#### To do
Leave out the pictures and copy the remaining records exactly.

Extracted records
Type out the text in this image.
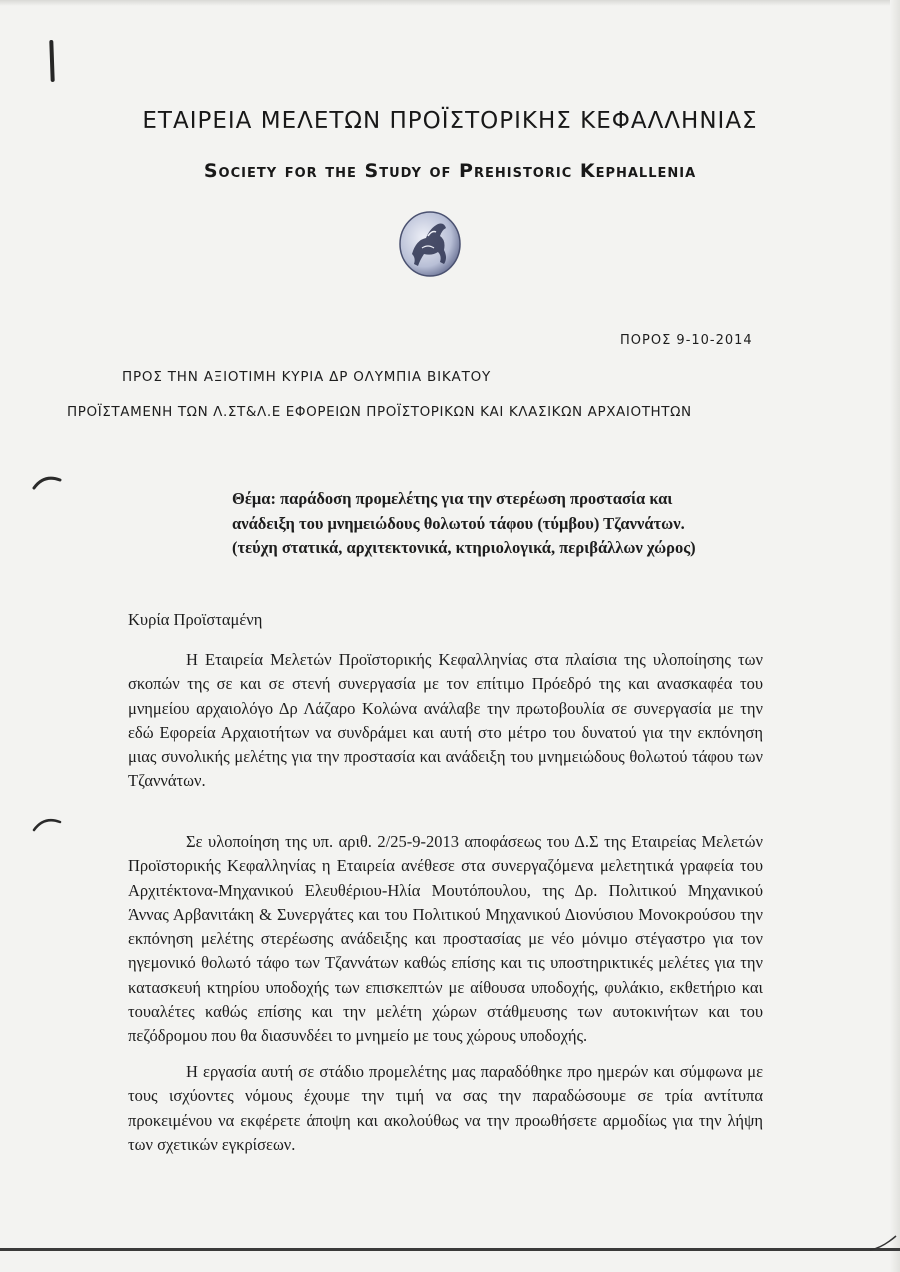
ΕΤΑΙΡΕΙΑ ΜΕΛΕΤΩΝ ΠΡΟΪΣΤΟΡΙΚΗΣ ΚΕΦΑΛΛΗΝΙΑΣ
Society for the Study of Prehistoric Kephallenia
ΠΟΡΟΣ 9-10-2014
ΠΡΟΣ ΤΗΝ ΑΞΙΟΤΙΜΗ ΚΥΡΙΑ ΔΡ ΟΛΥΜΠΙΑ ΒΙΚΑΤΟΥ
ΠΡΟΪΣΤΑΜΕΝΗ ΤΩΝ Λ.ΣΤ&Λ.Ε ΕΦΟΡΕΙΩΝ ΠΡΟΪΣΤΟΡΙΚΩΝ ΚΑΙ ΚΛΑΣΙΚΩΝ ΑΡΧΑΙΟΤΗΤΩΝ
Θέμα: παράδοση προμελέτης για την στερέωση προστασία και
ανάδειξη του μνημειώδους θολωτού τάφου (τύμβου) Τζαννάτων.
(τεύχη στατικά, αρχιτεκτονικά, κτηριολογικά, περιβάλλων χώρος)
Κυρία Προϊσταμένη

Η Εταιρεία Μελετών Προϊστορικής Κεφαλληνίας στα πλαίσια της υλοποίησης των σκοπών της σε και σε στενή συνεργασία με τον επίτιμο Πρόεδρό της και ανασκαφέα του μνημείου αρχαιολόγο Δρ Λάζαρο Κολώνα ανάλαβε την πρωτοβουλία σε συνεργασία με την εδώ Εφορεία Αρχαιοτήτων να συνδράμει και αυτή στο μέτρο του δυνατού για την εκπόνηση μιας συνολικής μελέτης για την προστασία και ανάδειξη του μνημειώδους θολωτού τάφου των Τζαννάτων.

Σε υλοποίηση της υπ. αριθ. 2/25-9-2013 αποφάσεως του Δ.Σ της Εταιρείας Μελετών Προϊστορικής Κεφαλληνίας η Εταιρεία ανέθεσε στα συνεργαζόμενα μελετητικά γραφεία του Αρχιτέκτονα-Μηχανικού Ελευθέριου-Ηλία Μουτόπουλου, της Δρ. Πολιτικού Μηχανικού Άννας Αρβανιτάκη & Συνεργάτες και του Πολιτικού Μηχανικού Διονύσιου Μονοκρούσου την εκπόνηση μελέτης στερέωσης ανάδειξης και προστασίας με νέο μόνιμο στέγαστρο για τον ηγεμονικό θολωτό τάφο των Τζαννάτων καθώς επίσης και τις υποστηρικτικές μελέτες για την κατασκευή κτηρίου υποδοχής των επισκεπτών με αίθουσα υποδοχής, φυλάκιο, εκθετήριο και τουαλέτες καθώς επίσης και την μελέτη χώρων στάθμευσης των αυτοκινήτων και του πεζόδρομου που θα διασυνδέει το μνημείο με τους χώρους υποδοχής.

Η εργασία αυτή σε στάδιο προμελέτης μας παραδόθηκε προ ημερών και σύμφωνα με τους ισχύοντες νόμους έχουμε την τιμή να σας την παραδώσουμε σε τρία αντίτυπα προκειμένου να εκφέρετε άποψη και ακολούθως να την προωθήσετε αρμοδίως για την λήψη των σχετικών εγκρίσεων.
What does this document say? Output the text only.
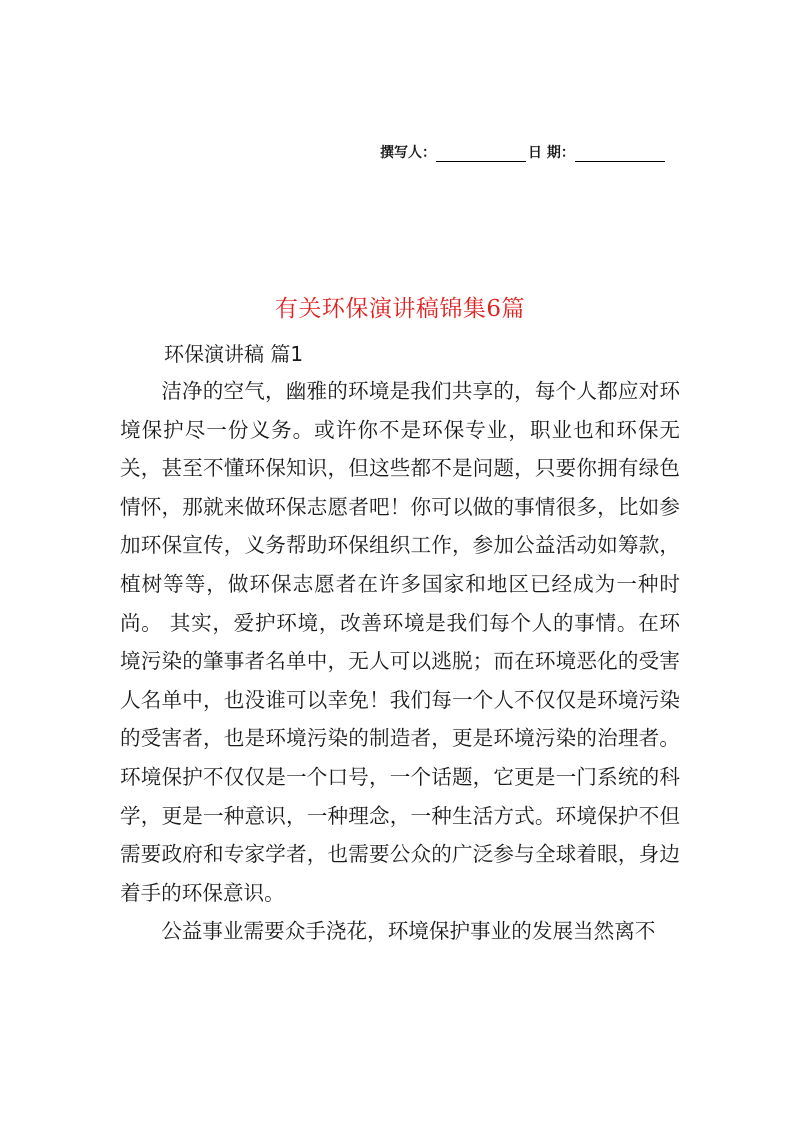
撰写人：	日 期：
有关环保演讲稿锦集6篇
环保演讲稿 篇1

洁净的空气，幽雅的环境是我们共享的，每个人都应对环境保护尽一份义务。或许你不是环保专业，职业也和环保无关，甚至不懂环保知识，但这些都不是问题，只要你拥有绿色情怀，那就来做环保志愿者吧！你可以做的事情很多，比如参加环保宣传，义务帮助环保组织工作，参加公益活动如筹款，植树等等，做环保志愿者在许多国家和地区已经成为一种时尚。 其实，爱护环境，改善环境是我们每个人的事情。在环境污染的肇事者名单中，无人可以逃脱；而在环境恶化的受害人名单中，也没谁可以幸免！我们每一个人不仅仅是环境污染的受害者，也是环境污染的制造者，更是环境污染的治理者。环境保护不仅仅是一个口号，一个话题，它更是一门系统的科学，更是一种意识，一种理念，一种生活方式。环境保护不但需要政府和专家学者，也需要公众的广泛参与全球着眼，身边着手的环保意识。

公益事业需要众手浇花，环境保护事业的发展当然离不
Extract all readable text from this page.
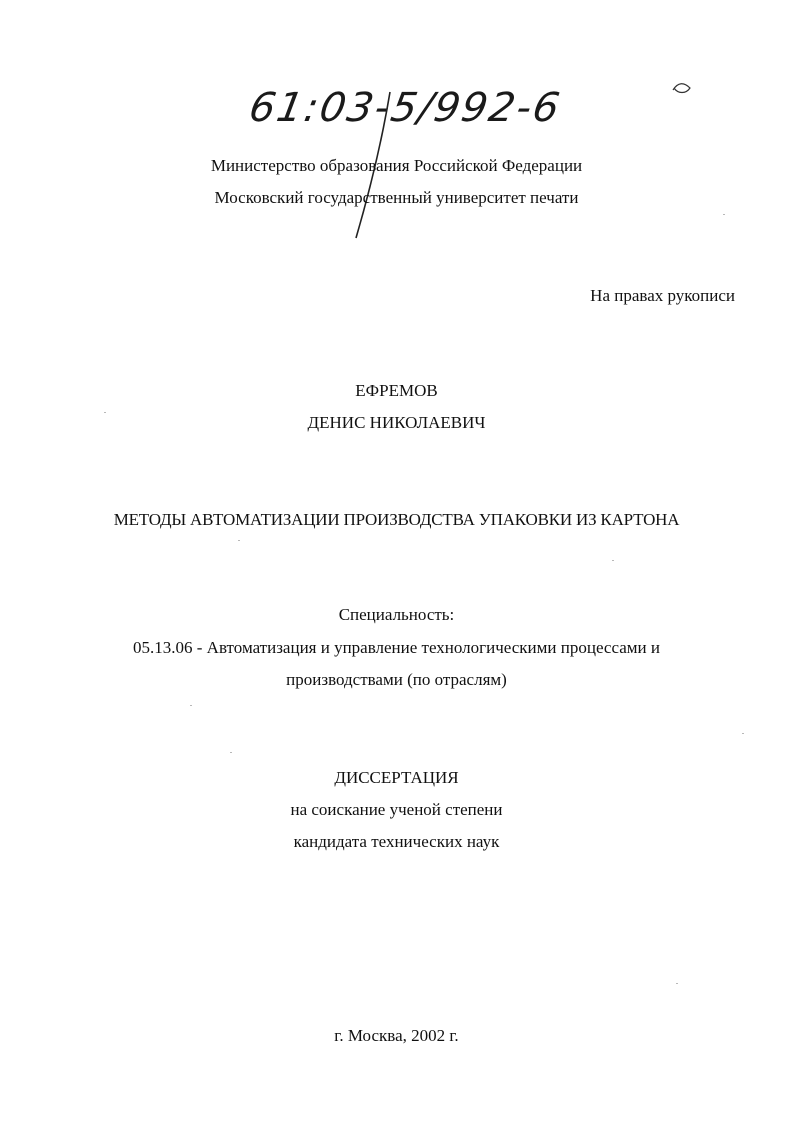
61:03-5/992-6
Министерство образования Российской Федерации
Московский государственный университет печати
На правах рукописи
ЕФРЕМОВ
ДЕНИС НИКОЛАЕВИЧ
МЕТОДЫ АВТОМАТИЗАЦИИ ПРОИЗВОДСТВА УПАКОВКИ ИЗ КАРТОНА
Специальность:
05.13.06 - Автоматизация и управление технологическими процессами и
производствами (по отраслям)
ДИССЕРТАЦИЯ
на соискание ученой степени
кандидата технических наук
г. Москва, 2002 г.
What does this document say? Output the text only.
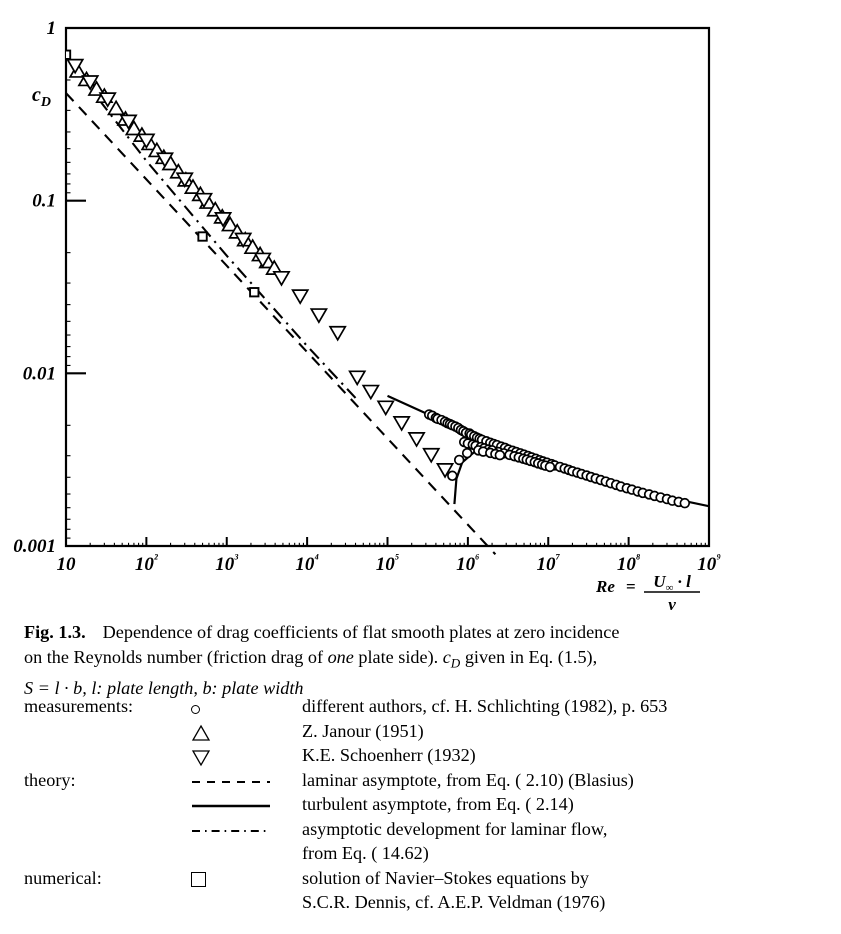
1
0.1
0.01
0.001
10	$10^{^2}$	$10^{^3}$	$10^{^4}$	$10^{^5}$	$10^{^6}$	$10^{^7}$	$10^{^8}$	$10^{^9}$
$c_D$
$Re = U_\infty \cdot l$
ν
Fig. 1.3. Dependence of drag coefficients of flat smooth plates at zero incidence
on the Reynolds number (friction drag of one plate side). $c_D$ given in Eq. (1.5),
S = l · b, l: plate length, b: plate width
measurements:	different authors, cf. H. Schlichting (1982), p. 653
Z. Janour (1951)
K.E. Schoenherr (1932)
theory:	laminar asymptote, from Eq. ( 2.10) (Blasius)
turbulent asymptote, from Eq. ( 2.14)
asymptotic development for laminar flow,
from Eq. ( 14.62)
numerical:	solution of Navier–Stokes equations by
S.C.R. Dennis, cf. A.E.P. Veldman (1976)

#### Solution
Type out the text in this image.
ΕΤΑΙΡΕΙΑ ΜΕΛΕΤΩΝ ΠΡΟΪΣΤΟΡΙΚΗΣ ΚΕΦΑΛΛΗΝΙΑΣ
Society for the Study of Prehistoric Kephallenia
ΠΟΡΟΣ 9-10-2014
ΠΡΟΣ ΤΗΝ ΑΞΙΟΤΙΜΗ ΚΥΡΙΑ ΔΡ ΟΛΥΜΠΙΑ ΒΙΚΑΤΟΥ
ΠΡΟΪΣΤΑΜΕΝΗ ΤΩΝ Λ.ΣΤ&Λ.Ε ΕΦΟΡΕΙΩΝ ΠΡΟΪΣΤΟΡΙΚΩΝ ΚΑΙ ΚΛΑΣΙΚΩΝ ΑΡΧΑΙΟΤΗΤΩΝ
Θέμα: παράδοση προμελέτης για την στερέωση προστασία και
ανάδειξη του μνημειώδους θολωτού τάφου (τύμβου) Τζαννάτων.
(τεύχη στατικά, αρχιτεκτονικά, κτηριολογικά, περιβάλλων χώρος)
Κυρία Προϊσταμένη

Η Εταιρεία Μελετών Προϊστορικής Κεφαλληνίας στα πλαίσια της υλοποίησης των σκοπών της σε και σε στενή συνεργασία με τον επίτιμο Πρόεδρό της και ανασκαφέα του μνημείου αρχαιολόγο Δρ Λάζαρο Κολώνα ανάλαβε την πρωτοβουλία σε συνεργασία με την εδώ Εφορεία Αρχαιοτήτων να συνδράμει και αυτή στο μέτρο του δυνατού για την εκπόνηση μιας συνολικής μελέτης για την προστασία και ανάδειξη του μνημειώδους θολωτού τάφου των Τζαννάτων.

Σε υλοποίηση της υπ. αριθ. 2/25-9-2013 αποφάσεως του Δ.Σ της Εταιρείας Μελετών Προϊστορικής Κεφαλληνίας η Εταιρεία ανέθεσε στα συνεργαζόμενα μελετητικά γραφεία του Αρχιτέκτονα-Μηχανικού Ελευθέριου-Ηλία Μουτόπουλου, της Δρ. Πολιτικού Μηχανικού Άννας Αρβανιτάκη & Συνεργάτες και του Πολιτικού Μηχανικού Διονύσιου Μονοκρούσου την εκπόνηση μελέτης στερέωσης ανάδειξης και προστασίας με νέο μόνιμο στέγαστρο για τον ηγεμονικό θολωτό τάφο των Τζαννάτων καθώς επίσης και τις υποστηρικτικές μελέτες για την κατασκευή κτηρίου υποδοχής των επισκεπτών με αίθουσα υποδοχής, φυλάκιο, εκθετήριο και τουαλέτες καθώς επίσης και την μελέτη χώρων στάθμευσης των αυτοκινήτων και του πεζόδρομου που θα διασυνδέει το μνημείο με τους χώρους υποδοχής.

Η εργασία αυτή σε στάδιο προμελέτης μας παραδόθηκε προ ημερών και σύμφωνα με τους ισχύοντες νόμους έχουμε την τιμή να σας την παραδώσουμε σε τρία αντίτυπα προκειμένου να εκφέρετε άποψη και ακολούθως να την προωθήσετε αρμοδίως για την λήψη των σχετικών εγκρίσεων.
What does this document say? Output the text only.
撰写人：	日 期：
有关环保演讲稿锦集6篇
环保演讲稿 篇1

洁净的空气，幽雅的环境是我们共享的，每个人都应对环境保护尽一份义务。或许你不是环保专业，职业也和环保无关，甚至不懂环保知识，但这些都不是问题，只要你拥有绿色情怀，那就来做环保志愿者吧！你可以做的事情很多，比如参加环保宣传，义务帮助环保组织工作，参加公益活动如筹款，植树等等，做环保志愿者在许多国家和地区已经成为一种时尚。 其实，爱护环境，改善环境是我们每个人的事情。在环境污染的肇事者名单中，无人可以逃脱；而在环境恶化的受害人名单中，也没谁可以幸免！我们每一个人不仅仅是环境污染的受害者，也是环境污染的制造者，更是环境污染的治理者。环境保护不仅仅是一个口号，一个话题，它更是一门系统的科学，更是一种意识，一种理念，一种生活方式。环境保护不但需要政府和专家学者，也需要公众的广泛参与全球着眼，身边着手的环保意识。

公益事业需要众手浇花，环境保护事业的发展当然离不
Extract all readable text from this page.
61:03-5/992-6
Министерство образования Российской Федерации
Московский государственный университет печати
На правах рукописи
ЕФРЕМОВ
ДЕНИС НИКОЛАЕВИЧ
МЕТОДЫ АВТОМАТИЗАЦИИ ПРОИЗВОДСТВА УПАКОВКИ ИЗ КАРТОНА
Специальность:
05.13.06 - Автоматизация и управление технологическими процессами и
производствами (по отраслям)
ДИССЕРТАЦИЯ
на соискание ученой степени
кандидата технических наук
г. Москва, 2002 г.
What does this document say? Output the text only.
1
0.1
0.01
0.001
10	$10^{^2}$	$10^{^3}$	$10^{^4}$	$10^{^5}$	$10^{^6}$	$10^{^7}$	$10^{^8}$	$10^{^9}$
$c_D$
$Re = U_\infty \cdot l$
ν
Fig. 1.3. Dependence of drag coefficients of flat smooth plates at zero incidence
on the Reynolds number (friction drag of one plate side). $c_D$ given in Eq. (1.5),
S = l · b, l: plate length, b: plate width
measurements:	different authors, cf. H. Schlichting (1982), p. 653
Z. Janour (1951)
K.E. Schoenherr (1932)
theory:	laminar asymptote, from Eq. ( 2.10) (Blasius)
turbulent asymptote, from Eq. ( 2.14)
asymptotic development for laminar flow,
from Eq. ( 14.62)
numerical:	solution of Navier–Stokes equations by
S.C.R. Dennis, cf. A.E.P. Veldman (1976)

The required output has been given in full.